Do this:
The entries below should be given again exactly, minus their pictures.

━━━━━ Exercise material

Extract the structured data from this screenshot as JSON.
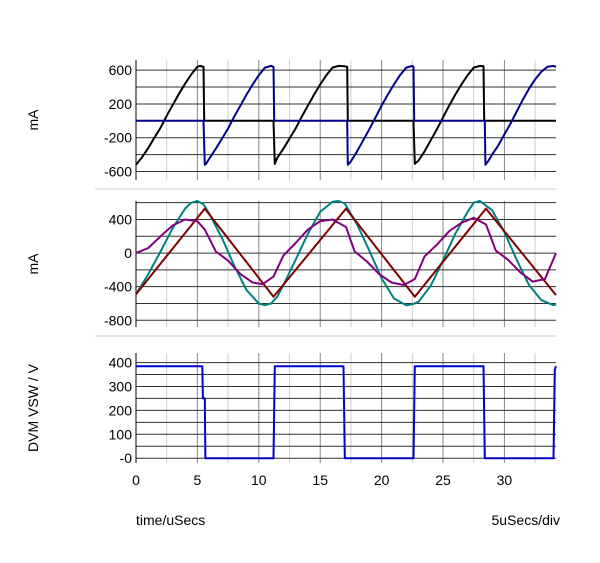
{
  "chart_data": [
    {
      "type": "line",
      "ylabel": "mA",
      "xlim": [
        0,
        34.2
      ],
      "ylim": [
        -700,
        720
      ],
      "grid": true,
      "yticks": [
        600,
        200,
        -200,
        -600
      ],
      "ytick_labels": [
        "600",
        "200",
        "-200",
        "-600"
      ],
      "series": [
        {
          "color": "#000000",
          "x": [
            0,
            0.5,
            1,
            1.5,
            2,
            2.5,
            3,
            3.5,
            4,
            4.5,
            5,
            5.2,
            5.5,
            5.55,
            5.6,
            11.2,
            11.3,
            11.5,
            12,
            12.5,
            13,
            13.5,
            14,
            14.5,
            15,
            15.5,
            16,
            16.5,
            17,
            17.2,
            17.25,
            22.6,
            22.7,
            23,
            23.5,
            24,
            24.5,
            25,
            25.5,
            26,
            26.5,
            27,
            27.5,
            28,
            28.3,
            28.35,
            34.2
          ],
          "y": [
            -520,
            -430,
            -320,
            -200,
            -80,
            60,
            190,
            320,
            440,
            550,
            640,
            650,
            640,
            0,
            0,
            0,
            -510,
            -440,
            -330,
            -210,
            -90,
            50,
            180,
            310,
            430,
            540,
            630,
            650,
            645,
            640,
            0,
            0,
            -510,
            -470,
            -360,
            -230,
            -100,
            40,
            180,
            310,
            430,
            540,
            630,
            650,
            645,
            0,
            0
          ]
        },
        {
          "color": "#00008b",
          "x": [
            0,
            5.5,
            5.6,
            5.7,
            6,
            6.5,
            7,
            7.5,
            8,
            8.5,
            9,
            9.5,
            10,
            10.5,
            11,
            11.2,
            11.25,
            17.2,
            17.25,
            17.5,
            18,
            18.5,
            19,
            19.5,
            20,
            20.5,
            21,
            21.5,
            22,
            22.5,
            22.6,
            22.65,
            28.4,
            28.45,
            28.7,
            29,
            29.5,
            30,
            30.5,
            31,
            31.5,
            32,
            32.5,
            33,
            33.5,
            34,
            34.2
          ],
          "y": [
            0,
            0,
            -520,
            -510,
            -440,
            -330,
            -210,
            -90,
            50,
            180,
            310,
            430,
            540,
            630,
            650,
            640,
            0,
            0,
            -520,
            -480,
            -360,
            -230,
            -100,
            40,
            180,
            310,
            430,
            540,
            630,
            650,
            640,
            0,
            0,
            -520,
            -470,
            -400,
            -290,
            -160,
            -30,
            110,
            250,
            380,
            490,
            580,
            640,
            650,
            640
          ]
        }
      ]
    },
    {
      "type": "line",
      "ylabel": "mA",
      "xlim": [
        0,
        34.2
      ],
      "ylim": [
        -880,
        620
      ],
      "grid": true,
      "yticks": [
        400,
        0,
        -400,
        -800
      ],
      "ytick_labels": [
        "400",
        "0",
        "-400",
        "-800"
      ],
      "series": [
        {
          "color": "#008080",
          "x": [
            0,
            1,
            2,
            3,
            4,
            4.5,
            5,
            5.5,
            6,
            7,
            8,
            9,
            10,
            10.5,
            11,
            11.5,
            12,
            13,
            14,
            15,
            16,
            16.5,
            17,
            18,
            19,
            20,
            21,
            22,
            22.5,
            23,
            24,
            25,
            26,
            27,
            27.5,
            28,
            29,
            30,
            31,
            32,
            33,
            34,
            34.2
          ],
          "y": [
            -490,
            -250,
            20,
            300,
            530,
            600,
            620,
            580,
            460,
            180,
            -150,
            -440,
            -600,
            -620,
            -600,
            -520,
            -380,
            -80,
            230,
            490,
            610,
            620,
            590,
            340,
            30,
            -300,
            -540,
            -620,
            -610,
            -580,
            -390,
            -90,
            230,
            490,
            600,
            620,
            510,
            250,
            -80,
            -380,
            -560,
            -620,
            -610
          ]
        },
        {
          "color": "#800000",
          "x": [
            0,
            5.6,
            11.2,
            17.1,
            22.7,
            28.5,
            34.2
          ],
          "y": [
            -490,
            530,
            -520,
            530,
            -520,
            530,
            -500
          ]
        },
        {
          "color": "#800080",
          "x": [
            0,
            1,
            2,
            3,
            4,
            5,
            5.6,
            6.5,
            7.5,
            8.5,
            9.5,
            10.3,
            11.2,
            12,
            13,
            14,
            15,
            16,
            17.1,
            17.8,
            18.8,
            19.8,
            20.8,
            21.8,
            22.7,
            23.5,
            24.5,
            25.5,
            26.5,
            27.5,
            28.5,
            29.3,
            30.3,
            31.3,
            32.3,
            33.3,
            34.2
          ],
          "y": [
            0,
            60,
            200,
            330,
            400,
            380,
            280,
            20,
            -90,
            -250,
            -350,
            -370,
            -280,
            -30,
            120,
            280,
            380,
            400,
            310,
            20,
            -100,
            -250,
            -350,
            -380,
            -310,
            -40,
            100,
            260,
            360,
            420,
            340,
            30,
            -80,
            -230,
            -340,
            -310,
            0
          ]
        }
      ]
    },
    {
      "type": "line",
      "ylabel": "DVM VSW / V",
      "xlabel": "time/uSecs",
      "scale_note": "5uSecs/div",
      "xlim": [
        0,
        34.2
      ],
      "ylim": [
        -20,
        440
      ],
      "grid": true,
      "xticks": [
        0,
        5,
        10,
        15,
        20,
        25,
        30
      ],
      "xtick_labels": [
        "0",
        "5",
        "10",
        "15",
        "20",
        "25",
        "30"
      ],
      "yticks": [
        400,
        300,
        200,
        100,
        0
      ],
      "ytick_labels": [
        "400",
        "300",
        "200",
        "100",
        "-0"
      ],
      "series": [
        {
          "color": "#0000cd",
          "x": [
            0,
            5.4,
            5.45,
            5.6,
            5.65,
            11.2,
            11.3,
            16.9,
            17.0,
            22.6,
            22.7,
            28.3,
            28.4,
            34.0,
            34.1,
            34.2
          ],
          "y": [
            385,
            385,
            250,
            250,
            0,
            0,
            385,
            385,
            0,
            0,
            385,
            385,
            0,
            0,
            370,
            385
          ]
        }
      ]
    }
  ]
}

━━━━━━━━━━

Response for this exercise:
Extract the structured data from this screenshot as JSON.
{
  "chart_data": [
    {
      "type": "line",
      "ylabel": "mA",
      "xlim": [
        0,
        34.2
      ],
      "ylim": [
        -700,
        720
      ],
      "grid": true,
      "yticks": [
        600,
        200,
        -200,
        -600
      ],
      "ytick_labels": [
        "600",
        "200",
        "-200",
        "-600"
      ],
      "series": [
        {
          "color": "#000000",
          "x": [
            0,
            0.5,
            1,
            1.5,
            2,
            2.5,
            3,
            3.5,
            4,
            4.5,
            5,
            5.2,
            5.5,
            5.55,
            5.6,
            11.2,
            11.3,
            11.5,
            12,
            12.5,
            13,
            13.5,
            14,
            14.5,
            15,
            15.5,
            16,
            16.5,
            17,
            17.2,
            17.25,
            22.6,
            22.7,
            23,
            23.5,
            24,
            24.5,
            25,
            25.5,
            26,
            26.5,
            27,
            27.5,
            28,
            28.3,
            28.35,
            34.2
          ],
          "y": [
            -520,
            -430,
            -320,
            -200,
            -80,
            60,
            190,
            320,
            440,
            550,
            640,
            650,
            640,
            0,
            0,
            0,
            -510,
            -440,
            -330,
            -210,
            -90,
            50,
            180,
            310,
            430,
            540,
            630,
            650,
            645,
            640,
            0,
            0,
            -510,
            -470,
            -360,
            -230,
            -100,
            40,
            180,
            310,
            430,
            540,
            630,
            650,
            645,
            0,
            0
          ]
        },
        {
          "color": "#00008b",
          "x": [
            0,
            5.5,
            5.6,
            5.7,
            6,
            6.5,
            7,
            7.5,
            8,
            8.5,
            9,
            9.5,
            10,
            10.5,
            11,
            11.2,
            11.25,
            17.2,
            17.25,
            17.5,
            18,
            18.5,
            19,
            19.5,
            20,
            20.5,
            21,
            21.5,
            22,
            22.5,
            22.6,
            22.65,
            28.4,
            28.45,
            28.7,
            29,
            29.5,
            30,
            30.5,
            31,
            31.5,
            32,
            32.5,
            33,
            33.5,
            34,
            34.2
          ],
          "y": [
            0,
            0,
            -520,
            -510,
            -440,
            -330,
            -210,
            -90,
            50,
            180,
            310,
            430,
            540,
            630,
            650,
            640,
            0,
            0,
            -520,
            -480,
            -360,
            -230,
            -100,
            40,
            180,
            310,
            430,
            540,
            630,
            650,
            640,
            0,
            0,
            -520,
            -470,
            -400,
            -290,
            -160,
            -30,
            110,
            250,
            380,
            490,
            580,
            640,
            650,
            640
          ]
        }
      ]
    },
    {
      "type": "line",
      "ylabel": "mA",
      "xlim": [
        0,
        34.2
      ],
      "ylim": [
        -880,
        620
      ],
      "grid": true,
      "yticks": [
        400,
        0,
        -400,
        -800
      ],
      "ytick_labels": [
        "400",
        "0",
        "-400",
        "-800"
      ],
      "series": [
        {
          "color": "#008080",
          "x": [
            0,
            1,
            2,
            3,
            4,
            4.5,
            5,
            5.5,
            6,
            7,
            8,
            9,
            10,
            10.5,
            11,
            11.5,
            12,
            13,
            14,
            15,
            16,
            16.5,
            17,
            18,
            19,
            20,
            21,
            22,
            22.5,
            23,
            24,
            25,
            26,
            27,
            27.5,
            28,
            29,
            30,
            31,
            32,
            33,
            34,
            34.2
          ],
          "y": [
            -490,
            -250,
            20,
            300,
            530,
            600,
            620,
            580,
            460,
            180,
            -150,
            -440,
            -600,
            -620,
            -600,
            -520,
            -380,
            -80,
            230,
            490,
            610,
            620,
            590,
            340,
            30,
            -300,
            -540,
            -620,
            -610,
            -580,
            -390,
            -90,
            230,
            490,
            600,
            620,
            510,
            250,
            -80,
            -380,
            -560,
            -620,
            -610
          ]
        },
        {
          "color": "#800000",
          "x": [
            0,
            5.6,
            11.2,
            17.1,
            22.7,
            28.5,
            34.2
          ],
          "y": [
            -490,
            530,
            -520,
            530,
            -520,
            530,
            -500
          ]
        },
        {
          "color": "#800080",
          "x": [
            0,
            1,
            2,
            3,
            4,
            5,
            5.6,
            6.5,
            7.5,
            8.5,
            9.5,
            10.3,
            11.2,
            12,
            13,
            14,
            15,
            16,
            17.1,
            17.8,
            18.8,
            19.8,
            20.8,
            21.8,
            22.7,
            23.5,
            24.5,
            25.5,
            26.5,
            27.5,
            28.5,
            29.3,
            30.3,
            31.3,
            32.3,
            33.3,
            34.2
          ],
          "y": [
            0,
            60,
            200,
            330,
            400,
            380,
            280,
            20,
            -90,
            -250,
            -350,
            -370,
            -280,
            -30,
            120,
            280,
            380,
            400,
            310,
            20,
            -100,
            -250,
            -350,
            -380,
            -310,
            -40,
            100,
            260,
            360,
            420,
            340,
            30,
            -80,
            -230,
            -340,
            -310,
            0
          ]
        }
      ]
    },
    {
      "type": "line",
      "ylabel": "DVM VSW / V",
      "xlabel": "time/uSecs",
      "scale_note": "5uSecs/div",
      "xlim": [
        0,
        34.2
      ],
      "ylim": [
        -20,
        440
      ],
      "grid": true,
      "xticks": [
        0,
        5,
        10,
        15,
        20,
        25,
        30
      ],
      "xtick_labels": [
        "0",
        "5",
        "10",
        "15",
        "20",
        "25",
        "30"
      ],
      "yticks": [
        400,
        300,
        200,
        100,
        0
      ],
      "ytick_labels": [
        "400",
        "300",
        "200",
        "100",
        "-0"
      ],
      "series": [
        {
          "color": "#0000cd",
          "x": [
            0,
            5.4,
            5.45,
            5.6,
            5.65,
            11.2,
            11.3,
            16.9,
            17.0,
            22.6,
            22.7,
            28.3,
            28.4,
            34.0,
            34.1,
            34.2
          ],
          "y": [
            385,
            385,
            250,
            250,
            0,
            0,
            385,
            385,
            0,
            0,
            385,
            385,
            0,
            0,
            370,
            385
          ]
        }
      ]
    }
  ]
}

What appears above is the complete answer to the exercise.